** Start of INFORMATION GIVEN **
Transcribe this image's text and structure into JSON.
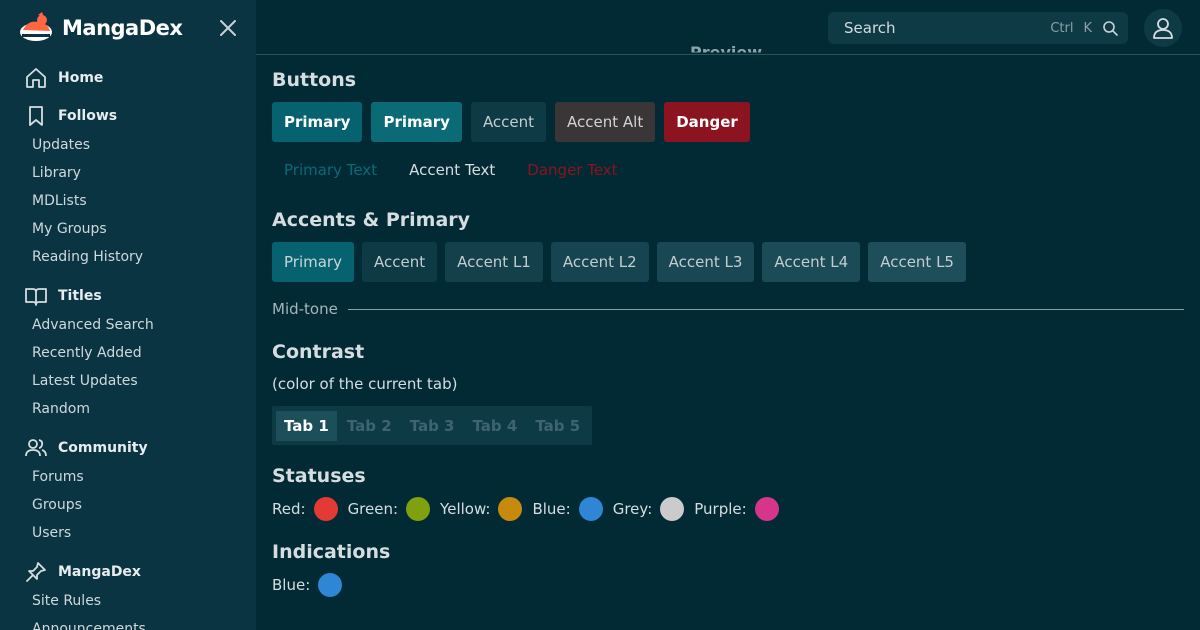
{
  "brand": {
    "name": "MangaDex"
  },
  "sidebar": {
    "sections": [
      {
        "label": "Home",
        "icon": "home-icon",
        "items": []
      },
      {
        "label": "Follows",
        "icon": "bookmark-icon",
        "items": [
          "Updates",
          "Library",
          "MDLists",
          "My Groups",
          "Reading History"
        ]
      },
      {
        "label": "Titles",
        "icon": "book-icon",
        "items": [
          "Advanced Search",
          "Recently Added",
          "Latest Updates",
          "Random"
        ]
      },
      {
        "label": "Community",
        "icon": "users-icon",
        "items": [
          "Forums",
          "Groups",
          "Users"
        ]
      },
      {
        "label": "MangaDex",
        "icon": "pin-icon",
        "items": [
          "Site Rules",
          "Announcements"
        ]
      }
    ]
  },
  "topbar": {
    "search_placeholder": "Search",
    "shortcut_ctrl": "Ctrl",
    "shortcut_key": "K",
    "peek_title": "Preview"
  },
  "main": {
    "buttons_heading": "Buttons",
    "buttons": [
      "Primary",
      "Primary",
      "Accent",
      "Accent Alt",
      "Danger"
    ],
    "text_buttons": [
      "Primary Text",
      "Accent Text",
      "Danger Text"
    ],
    "accents_heading": "Accents & Primary",
    "accents": [
      "Primary",
      "Accent",
      "Accent L1",
      "Accent L2",
      "Accent L3",
      "Accent L4",
      "Accent L5"
    ],
    "midtone_label": "Mid-tone",
    "contrast_heading": "Contrast",
    "contrast_note": "(color of the current tab)",
    "tabs": [
      "Tab 1",
      "Tab 2",
      "Tab 3",
      "Tab 4",
      "Tab 5"
    ],
    "active_tab": "Tab 1",
    "statuses_heading": "Statuses",
    "statuses": [
      {
        "label": "Red:",
        "color": "#e53935"
      },
      {
        "label": "Green:",
        "color": "#80a010"
      },
      {
        "label": "Yellow:",
        "color": "#c68a0c"
      },
      {
        "label": "Blue:",
        "color": "#2e86d4"
      },
      {
        "label": "Grey:",
        "color": "#cbcbcb"
      },
      {
        "label": "Purple:",
        "color": "#d6358a"
      }
    ],
    "indications_heading": "Indications",
    "indications": [
      {
        "label": "Blue:",
        "color": "#2e86d4"
      }
    ]
  },
  "colors": {
    "brand_accent": "#ff6740",
    "primary": "#05626e",
    "danger": "#8c1320"
  }
}
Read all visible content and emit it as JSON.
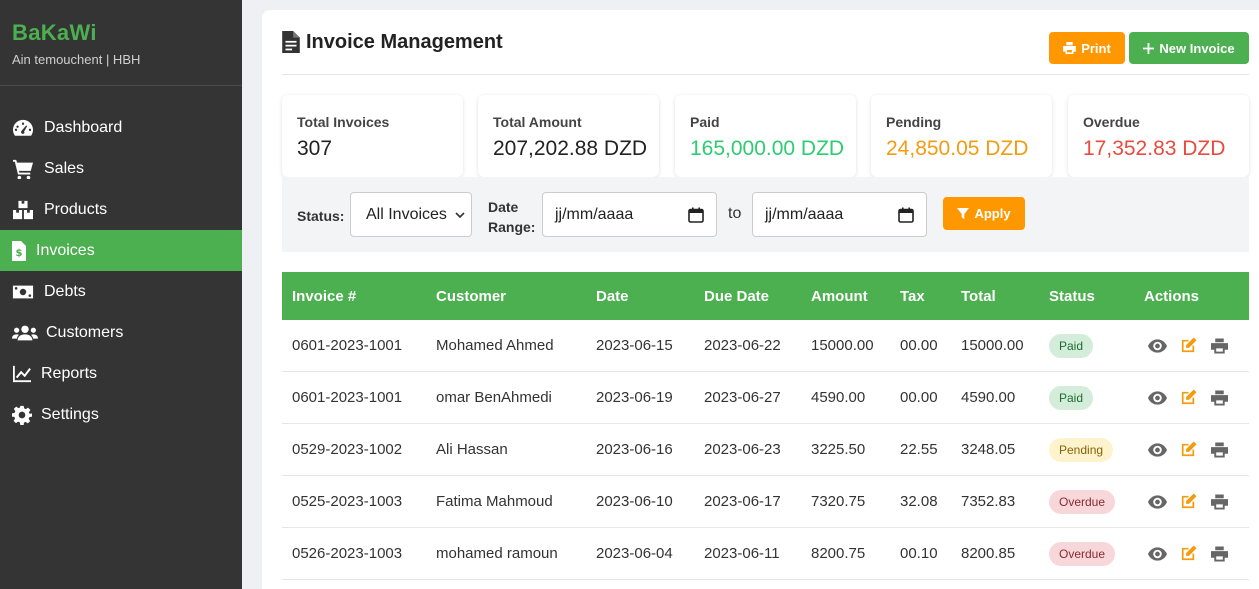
** End of INFORMATION GIVEN **
WRITTEN PROBLEM | Reproduce every record word for word. The copy must contain no pictures.

THE OUTPUT |
Transcribe this image's text and structure into JSON.
{
  "brand": {
    "name": "MangaDex"
  },
  "sidebar": {
    "sections": [
      {
        "label": "Home",
        "icon": "home-icon",
        "items": []
      },
      {
        "label": "Follows",
        "icon": "bookmark-icon",
        "items": [
          "Updates",
          "Library",
          "MDLists",
          "My Groups",
          "Reading History"
        ]
      },
      {
        "label": "Titles",
        "icon": "book-icon",
        "items": [
          "Advanced Search",
          "Recently Added",
          "Latest Updates",
          "Random"
        ]
      },
      {
        "label": "Community",
        "icon": "users-icon",
        "items": [
          "Forums",
          "Groups",
          "Users"
        ]
      },
      {
        "label": "MangaDex",
        "icon": "pin-icon",
        "items": [
          "Site Rules",
          "Announcements"
        ]
      }
    ]
  },
  "topbar": {
    "search_placeholder": "Search",
    "shortcut_ctrl": "Ctrl",
    "shortcut_key": "K",
    "peek_title": "Preview"
  },
  "main": {
    "buttons_heading": "Buttons",
    "buttons": [
      "Primary",
      "Primary",
      "Accent",
      "Accent Alt",
      "Danger"
    ],
    "text_buttons": [
      "Primary Text",
      "Accent Text",
      "Danger Text"
    ],
    "accents_heading": "Accents & Primary",
    "accents": [
      "Primary",
      "Accent",
      "Accent L1",
      "Accent L2",
      "Accent L3",
      "Accent L4",
      "Accent L5"
    ],
    "midtone_label": "Mid-tone",
    "contrast_heading": "Contrast",
    "contrast_note": "(color of the current tab)",
    "tabs": [
      "Tab 1",
      "Tab 2",
      "Tab 3",
      "Tab 4",
      "Tab 5"
    ],
    "active_tab": "Tab 1",
    "statuses_heading": "Statuses",
    "statuses": [
      {
        "label": "Red:",
        "color": "#e53935"
      },
      {
        "label": "Green:",
        "color": "#80a010"
      },
      {
        "label": "Yellow:",
        "color": "#c68a0c"
      },
      {
        "label": "Blue:",
        "color": "#2e86d4"
      },
      {
        "label": "Grey:",
        "color": "#cbcbcb"
      },
      {
        "label": "Purple:",
        "color": "#d6358a"
      }
    ],
    "indications_heading": "Indications",
    "indications": [
      {
        "label": "Blue:",
        "color": "#2e86d4"
      }
    ]
  },
  "colors": {
    "brand_accent": "#ff6740",
    "primary": "#05626e",
    "danger": "#8c1320"
  }
}
Read all visible content and emit it as JSON.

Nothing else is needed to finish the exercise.